/---

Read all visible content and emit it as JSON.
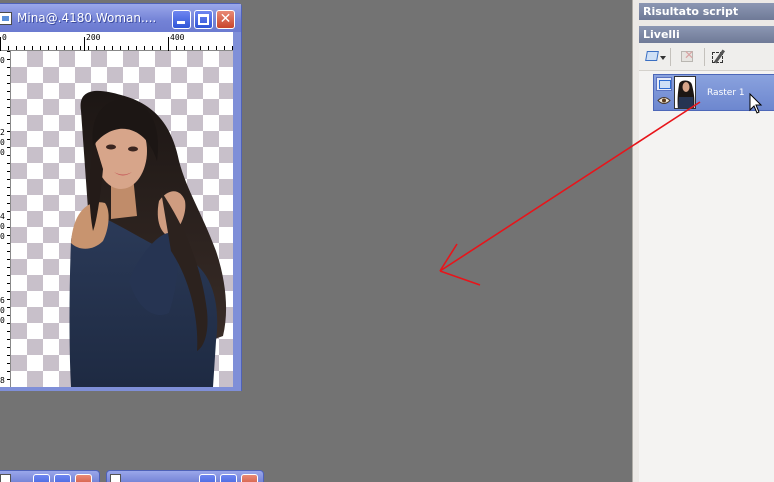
{
  "image_window": {
    "title": "Mina@.4180.Woman....",
    "ruler_h": {
      "labels": [
        "0",
        "200",
        "400"
      ]
    },
    "ruler_v": {
      "labels": [
        "0",
        "2",
        "0",
        "0",
        "4",
        "0",
        "0",
        "6",
        "0",
        "0",
        "8"
      ]
    }
  },
  "panels": {
    "script_output": {
      "title": "Risultato script"
    },
    "layers": {
      "title": "Livelli",
      "toolbar": [
        "new-layer-icon",
        "delete-layer-icon",
        "layer-properties-icon"
      ],
      "items": [
        {
          "name": "Raster 1",
          "visible": true
        }
      ]
    }
  },
  "colors": {
    "desktop": "#737373",
    "window_title": "#7382d6",
    "panel_header": "#6f7a97",
    "selected_layer": "#6d87cf",
    "annotation_arrow": "#e8141a"
  }
}
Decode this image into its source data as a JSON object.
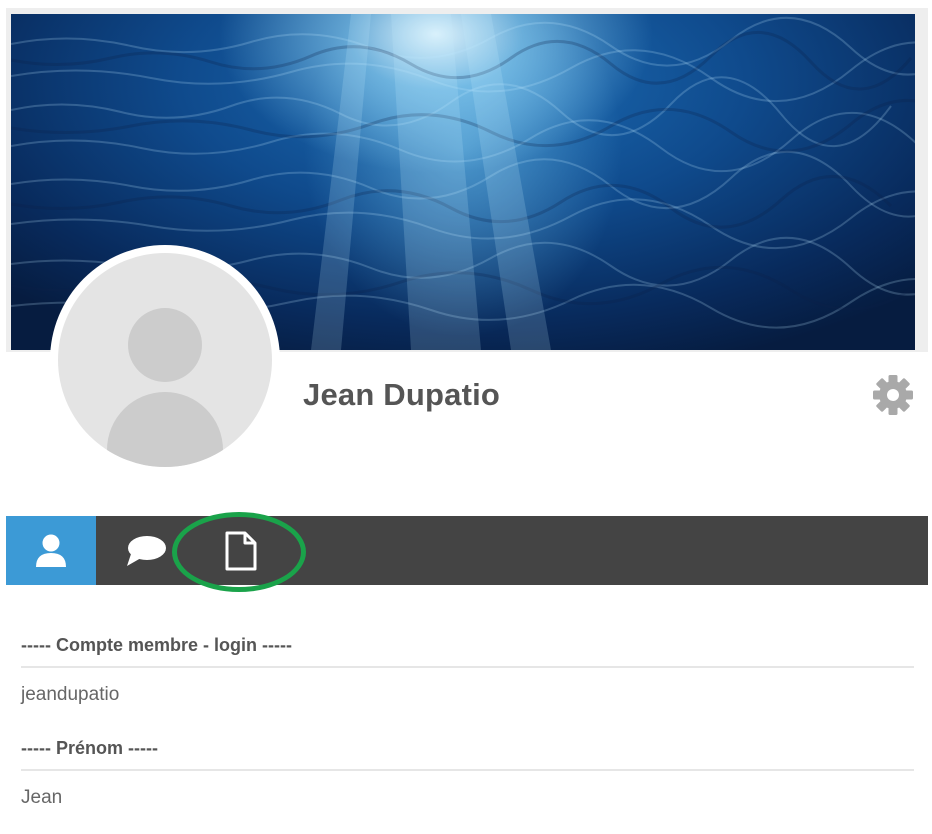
{
  "profile": {
    "name": "Jean Dupatio"
  },
  "tabs": [
    {
      "id": "profile",
      "icon": "user-icon",
      "active": true
    },
    {
      "id": "messages",
      "icon": "speech-bubble-icon",
      "active": false
    },
    {
      "id": "documents",
      "icon": "document-icon",
      "active": false,
      "highlighted": true
    }
  ],
  "fields": [
    {
      "label": "----- Compte membre - login -----",
      "value": "jeandupatio"
    },
    {
      "label": "----- Prénom -----",
      "value": "Jean"
    }
  ],
  "colors": {
    "tab_bar": "#444444",
    "active_tab": "#3c9ad6",
    "highlight_ring": "#1aa34a",
    "text": "#555555"
  }
}
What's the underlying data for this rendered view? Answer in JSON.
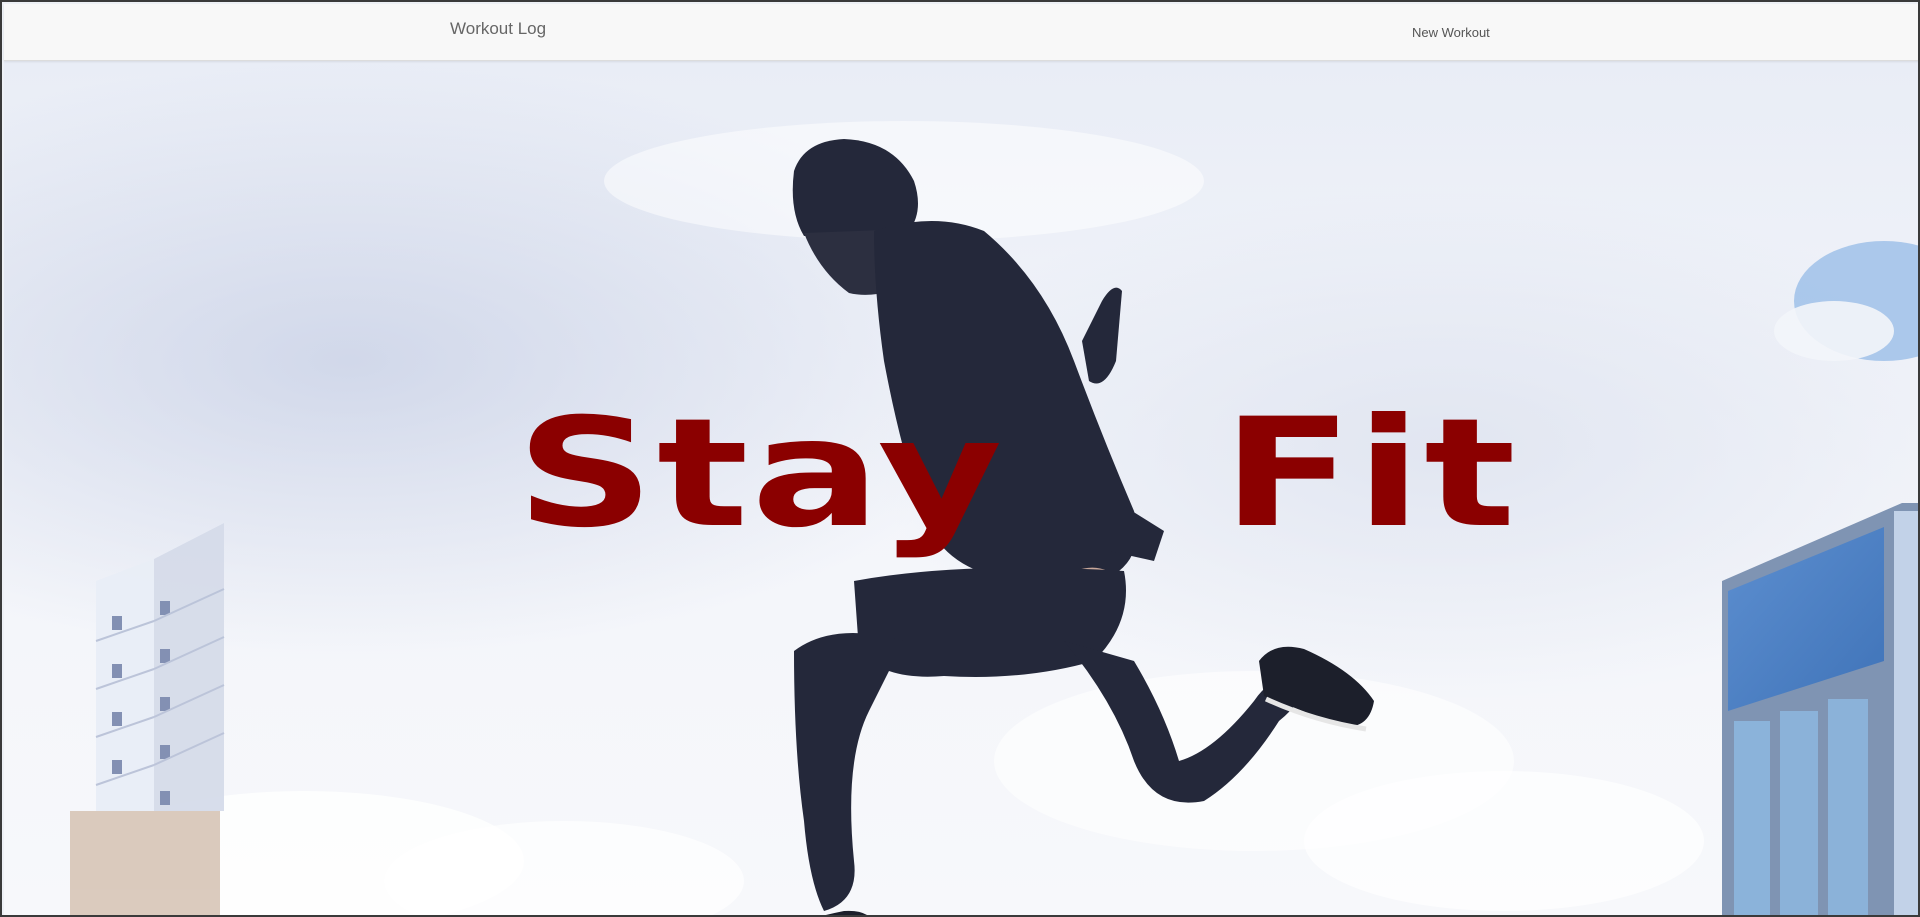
{
  "navbar": {
    "brand": "Workout Log",
    "new_workout_label": "New Workout"
  },
  "hero": {
    "title_word_1": "Stay",
    "title_word_2": "Fit",
    "image_subject": "person jumping against cloudy sky between buildings"
  },
  "colors": {
    "title": "#8b0000",
    "navbar_bg": "#f8f8f8",
    "navbar_text": "#666666"
  }
}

\---

-- EXERCISE DETAILS --
Extract, word for word, every line from the one holding "Decode this image" through the closing line of the data above. Do not include any pictures.

-- WRITTEN RESPONSE --
Decode this image into its source data as a JSON object.
{
  "profile": {
    "name": "Jean Dupatio"
  },
  "tabs": [
    {
      "id": "profile",
      "icon": "user-icon",
      "active": true
    },
    {
      "id": "messages",
      "icon": "speech-bubble-icon",
      "active": false
    },
    {
      "id": "documents",
      "icon": "document-icon",
      "active": false,
      "highlighted": true
    }
  ],
  "fields": [
    {
      "label": "----- Compte membre - login -----",
      "value": "jeandupatio"
    },
    {
      "label": "----- Prénom -----",
      "value": "Jean"
    }
  ],
  "colors": {
    "tab_bar": "#444444",
    "active_tab": "#3c9ad6",
    "highlight_ring": "#1aa34a",
    "text": "#555555"
  }
}
What's the underlying data for this rendered view? Answer in JSON.
{
  "navbar": {
    "brand": "Workout Log",
    "new_workout_label": "New Workout"
  },
  "hero": {
    "title_word_1": "Stay",
    "title_word_2": "Fit",
    "image_subject": "person jumping against cloudy sky between buildings"
  },
  "colors": {
    "title": "#8b0000",
    "navbar_bg": "#f8f8f8",
    "navbar_text": "#666666"
  }
}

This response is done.